▶ GIVEN REQUEST:
Every line of the material is to be repeated exactly as it stands.

▶ AVAILABLE DATA:

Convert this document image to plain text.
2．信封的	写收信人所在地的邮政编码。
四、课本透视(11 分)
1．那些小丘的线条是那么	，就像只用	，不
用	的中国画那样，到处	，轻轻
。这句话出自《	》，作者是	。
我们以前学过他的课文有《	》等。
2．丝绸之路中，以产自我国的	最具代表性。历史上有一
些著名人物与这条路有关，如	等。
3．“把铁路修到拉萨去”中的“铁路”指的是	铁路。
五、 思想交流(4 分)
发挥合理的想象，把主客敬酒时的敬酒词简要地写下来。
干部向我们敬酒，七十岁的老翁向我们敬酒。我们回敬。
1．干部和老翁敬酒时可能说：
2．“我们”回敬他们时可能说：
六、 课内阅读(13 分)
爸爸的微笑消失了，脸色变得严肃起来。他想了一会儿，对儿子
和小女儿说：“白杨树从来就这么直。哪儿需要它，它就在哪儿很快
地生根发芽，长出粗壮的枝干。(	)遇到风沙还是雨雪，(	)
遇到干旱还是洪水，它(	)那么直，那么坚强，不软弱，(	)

▶ FULL OUTPUT:
Convert this document image to plain text.
2．信封的	写收信人所在地的邮政编码。
四、课本透视(11 分)
1．那些小丘的线条是那么	，就像只用	，不
用	的中国画那样，到处	，轻轻
。这句话出自《	》，作者是	。
我们以前学过他的课文有《	》等。
2．丝绸之路中，以产自我国的	最具代表性。历史上有一
些著名人物与这条路有关，如	等。
3．“把铁路修到拉萨去”中的“铁路”指的是	铁路。
五、 思想交流(4 分)
发挥合理的想象，把主客敬酒时的敬酒词简要地写下来。
干部向我们敬酒，七十岁的老翁向我们敬酒。我们回敬。
1．干部和老翁敬酒时可能说：
2．“我们”回敬他们时可能说：
六、 课内阅读(13 分)
爸爸的微笑消失了，脸色变得严肃起来。他想了一会儿，对儿子
和小女儿说：“白杨树从来就这么直。哪儿需要它，它就在哪儿很快
地生根发芽，长出粗壮的枝干。(	)遇到风沙还是雨雪，(	)
遇到干旱还是洪水，它(	)那么直，那么坚强，不软弱，(	)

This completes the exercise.